* OBJECTIVE
Pull out every line below that contains the word "image".

* DATA SECTION
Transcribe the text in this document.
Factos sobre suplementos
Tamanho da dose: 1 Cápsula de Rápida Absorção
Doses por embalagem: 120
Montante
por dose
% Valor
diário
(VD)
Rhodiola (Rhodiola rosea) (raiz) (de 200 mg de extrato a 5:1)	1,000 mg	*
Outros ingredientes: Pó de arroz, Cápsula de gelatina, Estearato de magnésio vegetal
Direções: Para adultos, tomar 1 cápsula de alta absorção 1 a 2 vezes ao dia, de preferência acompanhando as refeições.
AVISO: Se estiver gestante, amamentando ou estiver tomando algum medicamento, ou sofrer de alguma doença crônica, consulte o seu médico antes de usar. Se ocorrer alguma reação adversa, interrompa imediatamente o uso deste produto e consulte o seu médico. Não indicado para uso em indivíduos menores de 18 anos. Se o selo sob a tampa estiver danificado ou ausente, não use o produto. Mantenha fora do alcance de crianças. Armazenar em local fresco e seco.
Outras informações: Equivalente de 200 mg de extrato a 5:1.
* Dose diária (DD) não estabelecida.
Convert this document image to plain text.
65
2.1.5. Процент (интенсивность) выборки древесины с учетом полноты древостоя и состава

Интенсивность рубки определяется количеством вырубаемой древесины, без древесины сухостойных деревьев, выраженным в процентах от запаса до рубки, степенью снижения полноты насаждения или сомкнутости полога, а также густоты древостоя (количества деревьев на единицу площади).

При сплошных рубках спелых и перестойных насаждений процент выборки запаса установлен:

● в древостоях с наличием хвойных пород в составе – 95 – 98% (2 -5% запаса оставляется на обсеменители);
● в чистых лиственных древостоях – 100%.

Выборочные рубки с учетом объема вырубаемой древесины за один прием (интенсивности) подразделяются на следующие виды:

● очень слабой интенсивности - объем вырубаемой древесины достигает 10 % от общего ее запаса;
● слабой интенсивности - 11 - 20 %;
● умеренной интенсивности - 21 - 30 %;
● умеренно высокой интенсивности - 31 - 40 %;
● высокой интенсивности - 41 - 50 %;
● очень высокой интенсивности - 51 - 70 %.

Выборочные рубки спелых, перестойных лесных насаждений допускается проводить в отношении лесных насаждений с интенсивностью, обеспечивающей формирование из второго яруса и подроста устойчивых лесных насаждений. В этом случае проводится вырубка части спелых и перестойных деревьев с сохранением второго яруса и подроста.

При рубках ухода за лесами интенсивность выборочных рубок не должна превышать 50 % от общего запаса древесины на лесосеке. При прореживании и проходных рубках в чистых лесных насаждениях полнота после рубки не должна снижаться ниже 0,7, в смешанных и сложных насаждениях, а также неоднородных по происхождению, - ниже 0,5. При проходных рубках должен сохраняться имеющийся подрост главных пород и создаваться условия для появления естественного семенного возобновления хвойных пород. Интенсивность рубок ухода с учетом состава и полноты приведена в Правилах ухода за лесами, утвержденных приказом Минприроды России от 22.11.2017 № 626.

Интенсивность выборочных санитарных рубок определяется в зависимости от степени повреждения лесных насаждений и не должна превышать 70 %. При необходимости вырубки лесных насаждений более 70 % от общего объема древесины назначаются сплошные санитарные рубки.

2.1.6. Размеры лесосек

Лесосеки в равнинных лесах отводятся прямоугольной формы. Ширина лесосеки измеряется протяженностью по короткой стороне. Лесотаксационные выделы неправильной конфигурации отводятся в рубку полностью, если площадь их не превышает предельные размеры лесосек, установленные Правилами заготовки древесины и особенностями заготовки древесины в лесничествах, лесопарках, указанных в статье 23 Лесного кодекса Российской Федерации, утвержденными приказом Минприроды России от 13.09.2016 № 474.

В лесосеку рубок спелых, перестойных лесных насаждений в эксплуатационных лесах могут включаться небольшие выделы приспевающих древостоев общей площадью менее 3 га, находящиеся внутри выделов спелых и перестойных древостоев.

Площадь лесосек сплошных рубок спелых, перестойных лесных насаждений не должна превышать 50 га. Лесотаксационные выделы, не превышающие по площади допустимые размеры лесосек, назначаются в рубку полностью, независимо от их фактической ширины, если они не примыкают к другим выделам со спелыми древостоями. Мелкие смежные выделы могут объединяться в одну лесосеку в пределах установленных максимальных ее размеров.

--

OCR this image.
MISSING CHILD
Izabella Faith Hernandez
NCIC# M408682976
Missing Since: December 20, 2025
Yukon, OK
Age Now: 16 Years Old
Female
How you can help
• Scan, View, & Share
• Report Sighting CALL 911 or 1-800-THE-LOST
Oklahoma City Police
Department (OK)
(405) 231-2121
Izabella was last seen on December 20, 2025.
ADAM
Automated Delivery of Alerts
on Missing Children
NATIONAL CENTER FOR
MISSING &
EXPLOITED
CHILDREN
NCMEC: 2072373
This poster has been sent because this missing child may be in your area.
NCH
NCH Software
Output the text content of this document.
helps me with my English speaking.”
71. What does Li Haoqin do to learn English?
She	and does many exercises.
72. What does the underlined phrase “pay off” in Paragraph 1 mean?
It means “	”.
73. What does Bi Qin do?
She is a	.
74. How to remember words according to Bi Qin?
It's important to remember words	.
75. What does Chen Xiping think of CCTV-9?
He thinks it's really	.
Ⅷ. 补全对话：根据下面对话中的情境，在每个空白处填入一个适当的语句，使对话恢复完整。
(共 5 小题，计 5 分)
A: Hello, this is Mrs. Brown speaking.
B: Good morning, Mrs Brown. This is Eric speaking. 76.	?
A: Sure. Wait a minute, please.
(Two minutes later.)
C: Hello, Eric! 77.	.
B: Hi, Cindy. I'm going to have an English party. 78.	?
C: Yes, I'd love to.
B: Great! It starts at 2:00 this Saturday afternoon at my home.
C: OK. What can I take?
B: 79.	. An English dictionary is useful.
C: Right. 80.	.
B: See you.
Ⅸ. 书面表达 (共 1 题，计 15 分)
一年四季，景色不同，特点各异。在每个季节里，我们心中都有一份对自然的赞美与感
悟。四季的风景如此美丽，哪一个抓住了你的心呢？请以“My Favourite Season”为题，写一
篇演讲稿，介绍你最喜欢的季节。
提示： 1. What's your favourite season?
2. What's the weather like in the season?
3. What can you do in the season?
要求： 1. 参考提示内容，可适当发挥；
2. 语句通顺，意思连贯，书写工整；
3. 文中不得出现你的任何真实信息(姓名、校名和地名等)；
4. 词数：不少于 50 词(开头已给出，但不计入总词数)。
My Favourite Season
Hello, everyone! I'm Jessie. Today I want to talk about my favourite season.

* OUTPUT BELOW
Convert this document image to plain text.
OCR this image.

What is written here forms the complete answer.